[Rows from a dataset]

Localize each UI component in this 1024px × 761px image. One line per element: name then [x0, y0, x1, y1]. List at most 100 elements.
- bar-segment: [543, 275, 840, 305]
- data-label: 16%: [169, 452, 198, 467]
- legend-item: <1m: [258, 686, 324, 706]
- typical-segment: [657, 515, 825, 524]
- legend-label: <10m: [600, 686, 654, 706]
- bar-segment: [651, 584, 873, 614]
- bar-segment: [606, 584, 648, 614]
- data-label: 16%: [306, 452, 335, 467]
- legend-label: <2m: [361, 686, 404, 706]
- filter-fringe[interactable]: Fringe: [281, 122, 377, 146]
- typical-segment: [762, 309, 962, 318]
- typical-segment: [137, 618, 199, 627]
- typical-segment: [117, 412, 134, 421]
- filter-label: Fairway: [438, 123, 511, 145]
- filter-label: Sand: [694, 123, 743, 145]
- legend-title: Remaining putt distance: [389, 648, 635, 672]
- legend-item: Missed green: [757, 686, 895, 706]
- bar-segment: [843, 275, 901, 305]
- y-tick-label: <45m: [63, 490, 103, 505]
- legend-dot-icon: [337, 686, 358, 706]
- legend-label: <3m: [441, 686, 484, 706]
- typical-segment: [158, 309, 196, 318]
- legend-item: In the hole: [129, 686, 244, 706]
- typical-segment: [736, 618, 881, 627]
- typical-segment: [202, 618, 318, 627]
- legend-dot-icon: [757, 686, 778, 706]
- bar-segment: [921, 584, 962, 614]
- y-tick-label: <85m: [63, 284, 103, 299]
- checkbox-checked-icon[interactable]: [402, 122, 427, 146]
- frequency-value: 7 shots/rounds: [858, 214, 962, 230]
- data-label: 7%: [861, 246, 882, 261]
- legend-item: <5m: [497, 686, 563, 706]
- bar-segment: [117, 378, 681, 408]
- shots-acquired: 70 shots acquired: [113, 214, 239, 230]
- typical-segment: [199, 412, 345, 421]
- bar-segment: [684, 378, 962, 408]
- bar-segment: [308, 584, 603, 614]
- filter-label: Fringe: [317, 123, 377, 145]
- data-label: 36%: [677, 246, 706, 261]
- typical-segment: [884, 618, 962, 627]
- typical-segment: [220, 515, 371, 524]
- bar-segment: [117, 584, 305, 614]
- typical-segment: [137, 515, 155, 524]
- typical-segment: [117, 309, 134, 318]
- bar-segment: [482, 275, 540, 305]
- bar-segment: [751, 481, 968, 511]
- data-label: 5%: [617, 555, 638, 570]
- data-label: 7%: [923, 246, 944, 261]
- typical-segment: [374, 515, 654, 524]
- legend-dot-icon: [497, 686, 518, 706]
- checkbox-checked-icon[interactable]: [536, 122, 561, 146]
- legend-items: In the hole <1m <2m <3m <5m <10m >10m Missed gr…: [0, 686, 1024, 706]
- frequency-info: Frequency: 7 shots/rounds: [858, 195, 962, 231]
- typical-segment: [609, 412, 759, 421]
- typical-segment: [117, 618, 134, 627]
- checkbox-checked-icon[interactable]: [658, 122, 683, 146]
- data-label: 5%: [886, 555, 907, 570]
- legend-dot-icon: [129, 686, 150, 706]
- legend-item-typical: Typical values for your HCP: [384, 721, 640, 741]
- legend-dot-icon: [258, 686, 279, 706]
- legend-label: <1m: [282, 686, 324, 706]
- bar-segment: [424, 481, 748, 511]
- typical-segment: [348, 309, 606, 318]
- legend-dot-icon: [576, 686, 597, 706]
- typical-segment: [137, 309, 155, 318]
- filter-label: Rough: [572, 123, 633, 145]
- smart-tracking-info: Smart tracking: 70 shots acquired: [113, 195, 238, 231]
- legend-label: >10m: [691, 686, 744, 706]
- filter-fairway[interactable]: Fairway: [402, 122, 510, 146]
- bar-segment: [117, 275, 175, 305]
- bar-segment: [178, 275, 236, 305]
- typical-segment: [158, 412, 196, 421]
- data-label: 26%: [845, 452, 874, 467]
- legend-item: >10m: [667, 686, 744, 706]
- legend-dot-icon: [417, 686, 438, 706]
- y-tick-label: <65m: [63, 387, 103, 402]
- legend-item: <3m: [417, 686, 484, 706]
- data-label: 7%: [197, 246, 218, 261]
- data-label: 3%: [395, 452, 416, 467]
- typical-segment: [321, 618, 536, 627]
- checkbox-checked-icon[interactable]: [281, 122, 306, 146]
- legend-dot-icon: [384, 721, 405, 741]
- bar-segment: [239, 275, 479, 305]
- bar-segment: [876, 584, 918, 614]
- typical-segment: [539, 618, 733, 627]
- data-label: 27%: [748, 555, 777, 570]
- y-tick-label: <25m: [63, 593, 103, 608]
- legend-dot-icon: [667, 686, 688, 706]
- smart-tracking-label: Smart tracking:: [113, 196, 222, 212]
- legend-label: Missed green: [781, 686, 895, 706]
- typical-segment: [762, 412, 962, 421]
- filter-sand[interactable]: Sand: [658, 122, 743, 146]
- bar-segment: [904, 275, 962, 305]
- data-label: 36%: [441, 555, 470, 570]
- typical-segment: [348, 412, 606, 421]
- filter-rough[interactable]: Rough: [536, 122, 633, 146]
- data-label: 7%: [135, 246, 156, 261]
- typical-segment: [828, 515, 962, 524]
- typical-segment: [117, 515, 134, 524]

| DO THIS |
Repeat each of the entries above word for word.

| FINISHED EXERCISE |
Localize each UI component in this 1024px × 761px image. One line per element: name then [x0, y0, x1, y1]. List at most 100 elements.
- bar-segment: [543, 275, 840, 305]
- data-label: 16%: [169, 452, 198, 467]
- legend-item: <1m: [258, 686, 324, 706]
- typical-segment: [657, 515, 825, 524]
- legend-label: <10m: [600, 686, 654, 706]
- bar-segment: [651, 584, 873, 614]
- bar-segment: [606, 584, 648, 614]
- data-label: 16%: [306, 452, 335, 467]
- legend-label: <2m: [361, 686, 404, 706]
- filter-fringe[interactable]: Fringe: [281, 122, 377, 146]
- typical-segment: [762, 309, 962, 318]
- typical-segment: [137, 618, 199, 627]
- typical-segment: [117, 412, 134, 421]
- filter-label: Fairway: [438, 123, 511, 145]
- filter-label: Sand: [694, 123, 743, 145]
- legend-title: Remaining putt distance: [389, 648, 635, 672]
- legend-item: Missed green: [757, 686, 895, 706]
- bar-segment: [843, 275, 901, 305]
- y-tick-label: <45m: [63, 490, 103, 505]
- legend-dot-icon: [337, 686, 358, 706]
- legend-label: <3m: [441, 686, 484, 706]
- typical-segment: [158, 309, 196, 318]
- legend-item: In the hole: [129, 686, 244, 706]
- typical-segment: [736, 618, 881, 627]
- typical-segment: [202, 618, 318, 627]
- legend-dot-icon: [757, 686, 778, 706]
- bar-segment: [921, 584, 962, 614]
- y-tick-label: <85m: [63, 284, 103, 299]
- checkbox-checked-icon[interactable]: [402, 122, 427, 146]
- frequency-value: 7 shots/rounds: [858, 214, 962, 230]
- data-label: 7%: [861, 246, 882, 261]
- legend-item: <5m: [497, 686, 563, 706]
- bar-segment: [117, 378, 681, 408]
- shots-acquired: 70 shots acquired: [113, 214, 239, 230]
- typical-segment: [199, 412, 345, 421]
- bar-segment: [684, 378, 962, 408]
- bar-segment: [308, 584, 603, 614]
- filter-label: Fringe: [317, 123, 377, 145]
- data-label: 36%: [677, 246, 706, 261]
- typical-segment: [884, 618, 962, 627]
- typical-segment: [220, 515, 371, 524]
- bar-segment: [117, 584, 305, 614]
- typical-segment: [137, 515, 155, 524]
- typical-segment: [117, 309, 134, 318]
- bar-segment: [482, 275, 540, 305]
- bar-segment: [751, 481, 968, 511]
- data-label: 5%: [617, 555, 638, 570]
- data-label: 7%: [923, 246, 944, 261]
- typical-segment: [374, 515, 654, 524]
- legend-dot-icon: [497, 686, 518, 706]
- checkbox-checked-icon[interactable]: [536, 122, 561, 146]
- legend-items: In the hole <1m <2m <3m <5m <10m >10m Missed gr…: [0, 686, 1024, 706]
- frequency-info: Frequency: 7 shots/rounds: [858, 195, 962, 231]
- typical-segment: [609, 412, 759, 421]
- typical-segment: [117, 618, 134, 627]
- checkbox-checked-icon[interactable]: [658, 122, 683, 146]
- data-label: 5%: [886, 555, 907, 570]
- legend-dot-icon: [129, 686, 150, 706]
- legend-item-typical: Typical values for your HCP: [384, 721, 640, 741]
- legend-dot-icon: [258, 686, 279, 706]
- legend-label: <1m: [282, 686, 324, 706]
- bar-segment: [424, 481, 748, 511]
- typical-segment: [348, 309, 606, 318]
- legend-dot-icon: [576, 686, 597, 706]
- typical-segment: [137, 309, 155, 318]
- filter-label: Rough: [572, 123, 633, 145]
- smart-tracking-info: Smart tracking: 70 shots acquired: [113, 195, 238, 231]
- legend-label: >10m: [691, 686, 744, 706]
- filter-fairway[interactable]: Fairway: [402, 122, 510, 146]
- bar-segment: [117, 275, 175, 305]
- bar-segment: [178, 275, 236, 305]
- typical-segment: [158, 412, 196, 421]
- data-label: 26%: [845, 452, 874, 467]
- legend-item: >10m: [667, 686, 744, 706]
- legend-dot-icon: [417, 686, 438, 706]
- y-tick-label: <65m: [63, 387, 103, 402]
- legend-item: <3m: [417, 686, 484, 706]
- data-label: 7%: [197, 246, 218, 261]
- data-label: 3%: [395, 452, 416, 467]
- typical-segment: [321, 618, 536, 627]
- checkbox-checked-icon[interactable]: [281, 122, 306, 146]
- legend-dot-icon: [384, 721, 405, 741]
- bar-segment: [239, 275, 479, 305]
- bar-segment: [876, 584, 918, 614]
- typical-segment: [539, 618, 733, 627]
- data-label: 27%: [748, 555, 777, 570]
- y-tick-label: <25m: [63, 593, 103, 608]
- legend-dot-icon: [667, 686, 688, 706]
- smart-tracking-label: Smart tracking:: [113, 196, 222, 212]
- legend-label: Missed green: [781, 686, 895, 706]
- typical-segment: [762, 412, 962, 421]
- filter-sand[interactable]: Sand: [658, 122, 743, 146]
- bar-segment: [904, 275, 962, 305]
- data-label: 36%: [441, 555, 470, 570]
- typical-segment: [348, 412, 606, 421]
- filter-rough[interactable]: Rough: [536, 122, 633, 146]
- data-label: 7%: [135, 246, 156, 261]
- typical-segment: [828, 515, 962, 524]
- typical-segment: [117, 515, 134, 524]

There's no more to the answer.